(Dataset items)
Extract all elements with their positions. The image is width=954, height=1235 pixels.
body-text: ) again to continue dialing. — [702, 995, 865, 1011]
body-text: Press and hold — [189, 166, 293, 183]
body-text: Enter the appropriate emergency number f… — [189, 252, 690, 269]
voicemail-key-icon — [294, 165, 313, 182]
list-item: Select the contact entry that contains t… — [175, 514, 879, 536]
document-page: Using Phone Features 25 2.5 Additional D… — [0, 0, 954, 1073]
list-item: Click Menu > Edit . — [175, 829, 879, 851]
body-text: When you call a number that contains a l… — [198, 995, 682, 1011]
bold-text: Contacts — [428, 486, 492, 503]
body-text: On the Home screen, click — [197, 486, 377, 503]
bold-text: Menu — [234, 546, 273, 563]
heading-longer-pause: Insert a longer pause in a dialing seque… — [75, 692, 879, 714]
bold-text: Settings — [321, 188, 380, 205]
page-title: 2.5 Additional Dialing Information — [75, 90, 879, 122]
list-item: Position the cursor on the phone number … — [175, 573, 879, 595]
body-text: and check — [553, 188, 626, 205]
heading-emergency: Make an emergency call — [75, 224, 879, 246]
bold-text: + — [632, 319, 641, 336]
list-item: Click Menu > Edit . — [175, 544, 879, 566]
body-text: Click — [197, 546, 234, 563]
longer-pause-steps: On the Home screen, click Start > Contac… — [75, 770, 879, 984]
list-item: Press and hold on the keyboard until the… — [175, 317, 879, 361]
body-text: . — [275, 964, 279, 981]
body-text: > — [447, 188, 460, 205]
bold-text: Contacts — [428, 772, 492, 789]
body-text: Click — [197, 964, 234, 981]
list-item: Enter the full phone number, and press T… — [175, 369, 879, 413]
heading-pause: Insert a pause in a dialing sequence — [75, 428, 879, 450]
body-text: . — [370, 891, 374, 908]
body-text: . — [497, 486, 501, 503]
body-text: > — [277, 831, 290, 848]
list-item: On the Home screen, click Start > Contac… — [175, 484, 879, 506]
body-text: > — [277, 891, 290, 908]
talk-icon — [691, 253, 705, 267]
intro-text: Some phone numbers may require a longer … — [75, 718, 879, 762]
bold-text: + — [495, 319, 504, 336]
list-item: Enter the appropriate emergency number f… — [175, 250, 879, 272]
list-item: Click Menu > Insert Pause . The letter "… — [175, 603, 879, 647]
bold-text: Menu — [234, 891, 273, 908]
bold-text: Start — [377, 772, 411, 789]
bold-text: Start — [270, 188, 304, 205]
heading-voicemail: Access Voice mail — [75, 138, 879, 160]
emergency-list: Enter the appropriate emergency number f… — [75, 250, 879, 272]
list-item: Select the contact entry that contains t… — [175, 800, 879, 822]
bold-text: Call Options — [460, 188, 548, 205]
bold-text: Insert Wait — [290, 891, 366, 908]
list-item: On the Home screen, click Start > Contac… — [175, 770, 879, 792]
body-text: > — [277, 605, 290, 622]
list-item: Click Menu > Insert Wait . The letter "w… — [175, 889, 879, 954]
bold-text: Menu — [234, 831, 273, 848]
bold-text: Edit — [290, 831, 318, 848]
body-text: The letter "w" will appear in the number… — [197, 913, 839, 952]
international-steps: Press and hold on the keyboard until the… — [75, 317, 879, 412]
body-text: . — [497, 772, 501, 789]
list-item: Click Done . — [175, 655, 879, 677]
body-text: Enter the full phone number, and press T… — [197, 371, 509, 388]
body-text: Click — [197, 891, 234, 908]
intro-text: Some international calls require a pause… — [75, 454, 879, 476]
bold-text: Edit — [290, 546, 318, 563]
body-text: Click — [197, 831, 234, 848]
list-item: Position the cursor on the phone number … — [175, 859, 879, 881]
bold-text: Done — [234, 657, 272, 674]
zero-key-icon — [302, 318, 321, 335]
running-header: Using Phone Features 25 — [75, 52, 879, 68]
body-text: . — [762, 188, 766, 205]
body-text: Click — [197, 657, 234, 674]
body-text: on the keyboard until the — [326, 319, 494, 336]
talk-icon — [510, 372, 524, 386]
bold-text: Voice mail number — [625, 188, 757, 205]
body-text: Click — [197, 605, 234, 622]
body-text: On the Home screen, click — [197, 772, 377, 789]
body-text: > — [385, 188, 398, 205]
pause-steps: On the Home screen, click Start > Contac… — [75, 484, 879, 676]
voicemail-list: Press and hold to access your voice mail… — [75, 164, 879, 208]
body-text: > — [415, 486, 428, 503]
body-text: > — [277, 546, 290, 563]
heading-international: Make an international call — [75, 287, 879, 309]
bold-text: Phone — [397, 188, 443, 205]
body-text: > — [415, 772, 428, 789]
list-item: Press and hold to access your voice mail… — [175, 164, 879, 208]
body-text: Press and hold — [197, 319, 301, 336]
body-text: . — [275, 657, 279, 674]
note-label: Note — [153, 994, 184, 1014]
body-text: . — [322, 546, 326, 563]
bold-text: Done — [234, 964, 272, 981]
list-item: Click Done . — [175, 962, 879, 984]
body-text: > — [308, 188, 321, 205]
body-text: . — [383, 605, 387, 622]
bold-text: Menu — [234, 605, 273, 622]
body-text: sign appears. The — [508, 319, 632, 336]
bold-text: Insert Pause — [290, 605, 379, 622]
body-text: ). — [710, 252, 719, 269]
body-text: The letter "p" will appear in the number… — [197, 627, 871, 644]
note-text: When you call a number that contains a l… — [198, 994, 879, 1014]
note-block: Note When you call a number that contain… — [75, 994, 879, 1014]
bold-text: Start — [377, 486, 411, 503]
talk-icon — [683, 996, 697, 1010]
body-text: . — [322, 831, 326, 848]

## What to produce
Copy each of the records above word for word.

## Finished exercise
Extract all elements with their positions. The image is width=954, height=1235 pixels.
body-text: ) again to continue dialing. — [702, 995, 865, 1011]
body-text: Press and hold — [189, 166, 293, 183]
body-text: Enter the appropriate emergency number f… — [189, 252, 690, 269]
voicemail-key-icon — [294, 165, 313, 182]
list-item: Select the contact entry that contains t… — [175, 514, 879, 536]
document-page: Using Phone Features 25 2.5 Additional D… — [0, 0, 954, 1073]
list-item: Click Menu > Edit . — [175, 829, 879, 851]
body-text: When you call a number that contains a l… — [198, 995, 682, 1011]
bold-text: Contacts — [428, 486, 492, 503]
body-text: On the Home screen, click — [197, 486, 377, 503]
bold-text: Menu — [234, 546, 273, 563]
heading-longer-pause: Insert a longer pause in a dialing seque… — [75, 692, 879, 714]
bold-text: Settings — [321, 188, 380, 205]
page-title: 2.5 Additional Dialing Information — [75, 90, 879, 122]
list-item: Position the cursor on the phone number … — [175, 573, 879, 595]
body-text: and check — [553, 188, 626, 205]
heading-emergency: Make an emergency call — [75, 224, 879, 246]
bold-text: + — [632, 319, 641, 336]
list-item: Click Menu > Edit . — [175, 544, 879, 566]
body-text: Click — [197, 546, 234, 563]
longer-pause-steps: On the Home screen, click Start > Contac… — [75, 770, 879, 984]
list-item: Press and hold on the keyboard until the… — [175, 317, 879, 361]
body-text: . — [275, 964, 279, 981]
body-text: > — [447, 188, 460, 205]
bold-text: Contacts — [428, 772, 492, 789]
body-text: Click — [197, 964, 234, 981]
list-item: Enter the full phone number, and press T… — [175, 369, 879, 413]
heading-pause: Insert a pause in a dialing sequence — [75, 428, 879, 450]
body-text: . — [370, 891, 374, 908]
body-text: . — [497, 486, 501, 503]
body-text: > — [277, 831, 290, 848]
list-item: On the Home screen, click Start > Contac… — [175, 484, 879, 506]
body-text: > — [277, 891, 290, 908]
talk-icon — [691, 253, 705, 267]
intro-text: Some phone numbers may require a longer … — [75, 718, 879, 762]
bold-text: + — [495, 319, 504, 336]
list-item: Enter the appropriate emergency number f… — [175, 250, 879, 272]
list-item: Click Menu > Insert Pause . The letter "… — [175, 603, 879, 647]
bold-text: Menu — [234, 891, 273, 908]
bold-text: Start — [377, 772, 411, 789]
bold-text: Start — [270, 188, 304, 205]
heading-voicemail: Access Voice mail — [75, 138, 879, 160]
emergency-list: Enter the appropriate emergency number f… — [75, 250, 879, 272]
list-item: Select the contact entry that contains t… — [175, 800, 879, 822]
bold-text: Call Options — [460, 188, 548, 205]
bold-text: Insert Wait — [290, 891, 366, 908]
list-item: On the Home screen, click Start > Contac… — [175, 770, 879, 792]
body-text: > — [277, 605, 290, 622]
list-item: Click Menu > Insert Wait . The letter "w… — [175, 889, 879, 954]
bold-text: Menu — [234, 831, 273, 848]
bold-text: Edit — [290, 831, 318, 848]
body-text: The letter "w" will appear in the number… — [197, 913, 839, 952]
international-steps: Press and hold on the keyboard until the… — [75, 317, 879, 412]
body-text: . — [497, 772, 501, 789]
list-item: Click Done . — [175, 655, 879, 677]
body-text: Enter the full phone number, and press T… — [197, 371, 509, 388]
body-text: Click — [197, 891, 234, 908]
intro-text: Some international calls require a pause… — [75, 454, 879, 476]
bold-text: Edit — [290, 546, 318, 563]
body-text: Click — [197, 831, 234, 848]
list-item: Position the cursor on the phone number … — [175, 859, 879, 881]
bold-text: Done — [234, 657, 272, 674]
zero-key-icon — [302, 318, 321, 335]
running-header: Using Phone Features 25 — [75, 52, 879, 68]
body-text: . — [762, 188, 766, 205]
body-text: Click — [197, 657, 234, 674]
body-text: on the keyboard until the — [326, 319, 494, 336]
talk-icon — [510, 372, 524, 386]
bold-text: Voice mail number — [625, 188, 757, 205]
body-text: Click — [197, 605, 234, 622]
body-text: On the Home screen, click — [197, 772, 377, 789]
body-text: > — [385, 188, 398, 205]
pause-steps: On the Home screen, click Start > Contac… — [75, 484, 879, 676]
voicemail-list: Press and hold to access your voice mail… — [75, 164, 879, 208]
body-text: > — [415, 486, 428, 503]
body-text: > — [277, 546, 290, 563]
heading-international: Make an international call — [75, 287, 879, 309]
bold-text: Phone — [397, 188, 443, 205]
body-text: > — [415, 772, 428, 789]
list-item: Press and hold to access your voice mail… — [175, 164, 879, 208]
body-text: Press and hold — [197, 319, 301, 336]
body-text: . — [275, 657, 279, 674]
note-label: Note — [153, 994, 184, 1014]
body-text: . — [322, 546, 326, 563]
bold-text: Done — [234, 964, 272, 981]
list-item: Click Done . — [175, 962, 879, 984]
body-text: > — [308, 188, 321, 205]
body-text: . — [383, 605, 387, 622]
bold-text: Menu — [234, 605, 273, 622]
body-text: sign appears. The — [508, 319, 632, 336]
bold-text: Insert Pause — [290, 605, 379, 622]
body-text: ). — [710, 252, 719, 269]
body-text: The letter "p" will appear in the number… — [197, 627, 871, 644]
note-text: When you call a number that contains a l… — [198, 994, 879, 1014]
note-block: Note When you call a number that contain… — [75, 994, 879, 1014]
bold-text: Start — [377, 486, 411, 503]
talk-icon — [683, 996, 697, 1010]
body-text: . — [322, 831, 326, 848]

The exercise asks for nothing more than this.